From the text below about Kashkari's remarks, write out the passage starting at "Besides educational disparities, Kashkari" and ending at "from the pandemic.", word for word.

_SOURCE DOCUMENT_
**********

Although he has been focused on solving educational inequalities for a large portion of his career, Kashkari shared that his most recent response toward the issue has been working with former Minnesota Supreme Court Justice Alan Page to amend the Minnesota Constitution in order for every child in Minnesota to have a civil right to a quality public education. Over time, Kashkari believes this will be an impactful solution to the prominent educational disparities in the state today. This policy effort to reduce educational inequality began when Kashkari analyzed that previous attempts by Minnesota to close the gap have been unsuccessful due to party disagreement and inconsistency.
He used the example of Minnesota’s open enrollment policy to describe this.
Kashkari stated, “In Minnesota we are very proud of the fact that we have open enrollment. You can send your child to any public school that you want to, in theory. In reality, that recipient school has to agree and you have to find your own transportation to get there. Open enrollment is like lipstick, it’s a pretend solution (and) it is not impactful enough to really address the education disparities in Minnesota.”
Kashkari explained there are many “lipstick solutions” in the state that do not sufficiently put children first. Holding the state accountable through his proposed amendment to the state constitution could lead to the positive transformation of Minnesota’s educational system.
3. We need to control COVID-19 in order to get the economy back on track.
Besides educational disparities, Kashkari talked in depth about the destructive effects of COVID-19 on the economy and Americans. The U.S. economy was booming – with an unemployment rate of 3.25% – prior to the first wave of the virus. With partial shutdowns of the economy and large numbers of layoffs, the unemployment rate stood at 7.9% in September with minimal recovery of only about 600,000 jobs created. Locally, the threats of bankruptcy impacting many successful restaurants in the Twin Cities will contribute to the grinding economic recovery from the pandemic.
“Many of my colleagues around the Federal Reserve have said ultimately we have to get control of the COVID virus so that we all feel safe to go back out to restaurants, to movie theaters (and) to go back in person to group environments. Until we get there, we are going to have a very muted economic recovery because that is what it’s going to take for us to have full economic recovery. It’s all of us having the confidence to go back to normal,” he said.
4. This pandemic has been devastatingly unfair.

**********

_INFORMATION SHOWN_
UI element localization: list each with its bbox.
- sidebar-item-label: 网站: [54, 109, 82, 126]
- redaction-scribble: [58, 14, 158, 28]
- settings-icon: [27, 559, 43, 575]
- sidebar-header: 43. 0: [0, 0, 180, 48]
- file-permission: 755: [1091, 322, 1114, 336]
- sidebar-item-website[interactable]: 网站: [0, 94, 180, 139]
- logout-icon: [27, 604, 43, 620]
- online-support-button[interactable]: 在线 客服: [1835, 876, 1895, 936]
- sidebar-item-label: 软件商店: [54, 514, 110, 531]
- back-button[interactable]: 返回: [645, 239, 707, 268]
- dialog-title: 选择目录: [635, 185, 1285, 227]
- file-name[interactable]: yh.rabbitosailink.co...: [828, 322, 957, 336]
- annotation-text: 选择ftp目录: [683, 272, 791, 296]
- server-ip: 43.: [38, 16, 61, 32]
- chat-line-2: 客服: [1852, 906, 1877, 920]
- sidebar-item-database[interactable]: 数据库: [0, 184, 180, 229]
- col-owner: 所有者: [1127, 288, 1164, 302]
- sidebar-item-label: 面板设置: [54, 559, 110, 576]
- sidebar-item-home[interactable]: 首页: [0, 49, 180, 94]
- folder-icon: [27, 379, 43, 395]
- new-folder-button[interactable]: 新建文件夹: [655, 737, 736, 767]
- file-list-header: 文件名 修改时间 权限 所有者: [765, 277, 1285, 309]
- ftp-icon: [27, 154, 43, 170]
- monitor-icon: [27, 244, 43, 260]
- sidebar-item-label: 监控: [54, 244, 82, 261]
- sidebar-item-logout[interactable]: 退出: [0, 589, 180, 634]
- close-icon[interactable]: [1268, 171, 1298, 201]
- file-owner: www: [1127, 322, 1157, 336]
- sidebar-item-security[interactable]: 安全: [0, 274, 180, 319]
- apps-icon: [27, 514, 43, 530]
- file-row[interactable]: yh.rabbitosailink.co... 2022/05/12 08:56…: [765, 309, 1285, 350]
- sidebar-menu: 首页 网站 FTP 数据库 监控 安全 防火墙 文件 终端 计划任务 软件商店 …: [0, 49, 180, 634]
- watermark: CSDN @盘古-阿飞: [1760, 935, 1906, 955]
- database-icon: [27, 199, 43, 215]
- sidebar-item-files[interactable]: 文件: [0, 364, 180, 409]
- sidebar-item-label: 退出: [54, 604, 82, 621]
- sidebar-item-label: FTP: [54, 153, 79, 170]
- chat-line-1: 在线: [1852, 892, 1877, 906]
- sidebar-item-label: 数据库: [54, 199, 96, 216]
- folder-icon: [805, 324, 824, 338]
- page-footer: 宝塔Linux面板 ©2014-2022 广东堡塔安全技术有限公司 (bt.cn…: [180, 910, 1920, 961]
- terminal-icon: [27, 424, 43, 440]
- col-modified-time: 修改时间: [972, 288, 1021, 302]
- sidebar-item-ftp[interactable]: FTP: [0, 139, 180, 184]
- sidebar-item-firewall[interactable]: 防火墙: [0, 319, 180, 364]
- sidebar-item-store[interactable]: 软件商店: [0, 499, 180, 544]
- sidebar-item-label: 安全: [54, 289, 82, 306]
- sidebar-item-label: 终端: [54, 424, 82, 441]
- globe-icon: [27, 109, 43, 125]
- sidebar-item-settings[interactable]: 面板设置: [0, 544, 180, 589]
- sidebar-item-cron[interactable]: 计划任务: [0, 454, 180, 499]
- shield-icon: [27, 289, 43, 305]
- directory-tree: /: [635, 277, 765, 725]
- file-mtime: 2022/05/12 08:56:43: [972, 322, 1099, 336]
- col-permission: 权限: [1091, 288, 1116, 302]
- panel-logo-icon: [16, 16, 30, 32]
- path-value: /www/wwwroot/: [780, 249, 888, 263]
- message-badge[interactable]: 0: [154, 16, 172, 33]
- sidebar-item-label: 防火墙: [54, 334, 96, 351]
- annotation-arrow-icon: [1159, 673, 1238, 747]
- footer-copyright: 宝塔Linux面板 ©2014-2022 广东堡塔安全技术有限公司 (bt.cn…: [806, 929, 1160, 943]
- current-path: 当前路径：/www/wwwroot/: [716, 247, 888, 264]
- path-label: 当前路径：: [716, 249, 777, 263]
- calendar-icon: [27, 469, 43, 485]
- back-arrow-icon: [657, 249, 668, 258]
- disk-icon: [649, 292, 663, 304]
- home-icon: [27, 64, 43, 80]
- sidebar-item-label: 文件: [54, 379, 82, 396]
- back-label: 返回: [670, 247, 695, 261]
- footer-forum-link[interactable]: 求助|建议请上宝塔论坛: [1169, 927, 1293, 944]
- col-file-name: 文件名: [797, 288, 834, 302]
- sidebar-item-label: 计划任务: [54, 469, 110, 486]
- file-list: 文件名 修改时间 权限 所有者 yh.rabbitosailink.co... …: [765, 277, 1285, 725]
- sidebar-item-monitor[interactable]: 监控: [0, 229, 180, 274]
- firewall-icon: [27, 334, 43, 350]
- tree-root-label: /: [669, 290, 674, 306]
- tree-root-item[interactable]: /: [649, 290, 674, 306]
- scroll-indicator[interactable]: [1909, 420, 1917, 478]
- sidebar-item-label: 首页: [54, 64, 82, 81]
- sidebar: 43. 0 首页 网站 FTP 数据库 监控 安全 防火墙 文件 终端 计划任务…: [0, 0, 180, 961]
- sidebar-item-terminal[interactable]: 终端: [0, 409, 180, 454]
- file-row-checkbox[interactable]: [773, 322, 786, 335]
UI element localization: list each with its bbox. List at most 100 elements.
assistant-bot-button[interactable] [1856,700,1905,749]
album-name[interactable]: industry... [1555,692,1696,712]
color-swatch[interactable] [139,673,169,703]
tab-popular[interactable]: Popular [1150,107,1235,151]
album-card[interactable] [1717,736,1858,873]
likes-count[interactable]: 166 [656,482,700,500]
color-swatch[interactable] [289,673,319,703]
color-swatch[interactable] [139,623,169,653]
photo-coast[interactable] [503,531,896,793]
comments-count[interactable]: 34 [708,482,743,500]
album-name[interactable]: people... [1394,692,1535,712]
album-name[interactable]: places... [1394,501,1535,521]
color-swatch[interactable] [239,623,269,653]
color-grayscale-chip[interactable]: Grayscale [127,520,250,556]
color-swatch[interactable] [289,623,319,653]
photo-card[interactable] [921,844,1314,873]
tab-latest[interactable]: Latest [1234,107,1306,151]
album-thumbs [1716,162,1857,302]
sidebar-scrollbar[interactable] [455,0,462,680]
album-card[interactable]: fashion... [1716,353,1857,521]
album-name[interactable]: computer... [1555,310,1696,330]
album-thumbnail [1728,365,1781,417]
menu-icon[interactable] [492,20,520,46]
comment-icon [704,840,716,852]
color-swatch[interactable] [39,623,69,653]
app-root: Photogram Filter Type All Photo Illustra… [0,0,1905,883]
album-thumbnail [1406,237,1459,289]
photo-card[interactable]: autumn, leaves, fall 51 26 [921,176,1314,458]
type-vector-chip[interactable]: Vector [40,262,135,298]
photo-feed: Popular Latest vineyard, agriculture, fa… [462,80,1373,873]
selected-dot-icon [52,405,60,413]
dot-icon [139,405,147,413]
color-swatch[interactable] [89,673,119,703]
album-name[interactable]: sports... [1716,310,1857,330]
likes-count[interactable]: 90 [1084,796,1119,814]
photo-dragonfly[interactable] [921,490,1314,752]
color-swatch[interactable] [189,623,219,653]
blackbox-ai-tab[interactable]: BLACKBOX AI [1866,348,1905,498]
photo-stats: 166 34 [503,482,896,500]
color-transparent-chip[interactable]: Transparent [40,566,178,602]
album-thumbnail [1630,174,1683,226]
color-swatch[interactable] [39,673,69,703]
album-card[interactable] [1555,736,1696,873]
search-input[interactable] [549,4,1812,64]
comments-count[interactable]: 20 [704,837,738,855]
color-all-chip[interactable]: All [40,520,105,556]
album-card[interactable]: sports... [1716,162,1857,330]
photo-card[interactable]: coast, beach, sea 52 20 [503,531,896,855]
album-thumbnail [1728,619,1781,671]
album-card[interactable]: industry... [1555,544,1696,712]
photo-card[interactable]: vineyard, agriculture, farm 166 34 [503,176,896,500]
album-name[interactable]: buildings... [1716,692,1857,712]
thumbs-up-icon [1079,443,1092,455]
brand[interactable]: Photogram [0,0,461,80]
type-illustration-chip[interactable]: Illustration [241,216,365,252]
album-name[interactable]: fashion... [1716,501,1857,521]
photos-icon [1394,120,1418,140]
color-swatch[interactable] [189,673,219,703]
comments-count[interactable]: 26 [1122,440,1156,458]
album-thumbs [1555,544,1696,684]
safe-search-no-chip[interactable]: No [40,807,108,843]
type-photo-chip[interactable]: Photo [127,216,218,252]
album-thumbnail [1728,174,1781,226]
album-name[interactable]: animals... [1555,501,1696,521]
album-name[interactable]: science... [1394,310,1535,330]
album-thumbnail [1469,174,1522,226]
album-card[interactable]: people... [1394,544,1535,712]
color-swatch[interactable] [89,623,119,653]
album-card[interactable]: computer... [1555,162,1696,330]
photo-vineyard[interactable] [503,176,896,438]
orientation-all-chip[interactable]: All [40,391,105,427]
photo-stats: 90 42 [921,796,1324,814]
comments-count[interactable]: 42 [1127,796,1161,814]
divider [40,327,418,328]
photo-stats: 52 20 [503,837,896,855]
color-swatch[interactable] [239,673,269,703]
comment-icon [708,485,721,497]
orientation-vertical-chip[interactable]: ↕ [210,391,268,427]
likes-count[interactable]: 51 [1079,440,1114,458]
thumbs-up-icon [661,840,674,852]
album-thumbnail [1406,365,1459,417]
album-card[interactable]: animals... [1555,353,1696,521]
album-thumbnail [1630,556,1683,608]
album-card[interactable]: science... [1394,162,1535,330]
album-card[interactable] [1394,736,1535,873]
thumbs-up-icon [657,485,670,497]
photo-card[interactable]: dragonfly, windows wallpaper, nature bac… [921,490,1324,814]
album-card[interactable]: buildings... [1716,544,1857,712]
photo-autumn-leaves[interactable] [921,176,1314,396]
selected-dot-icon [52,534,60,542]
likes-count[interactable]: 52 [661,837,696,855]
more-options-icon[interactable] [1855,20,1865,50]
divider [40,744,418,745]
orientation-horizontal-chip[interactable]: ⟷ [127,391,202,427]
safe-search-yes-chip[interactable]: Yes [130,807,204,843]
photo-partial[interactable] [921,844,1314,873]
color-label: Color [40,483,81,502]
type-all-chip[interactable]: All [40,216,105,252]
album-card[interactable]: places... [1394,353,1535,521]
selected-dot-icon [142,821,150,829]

**********

_RESULT_
Besides educational disparities, Kashkari talked in depth about the destructive effects of COVID-19 on the economy and Americans. The U.S. economy was booming – with an unemployment rate of 3.25% – prior to the first wave of the virus. With partial shutdowns of the economy and large numbers of layoffs, the unemployment rate stood at 7.9% in September with minimal recovery of only about 600,000 jobs created. Locally, the threats of bankruptcy impacting many successful restaurants in the Twin Cities will contribute to the grinding economic recovery from the pandemic.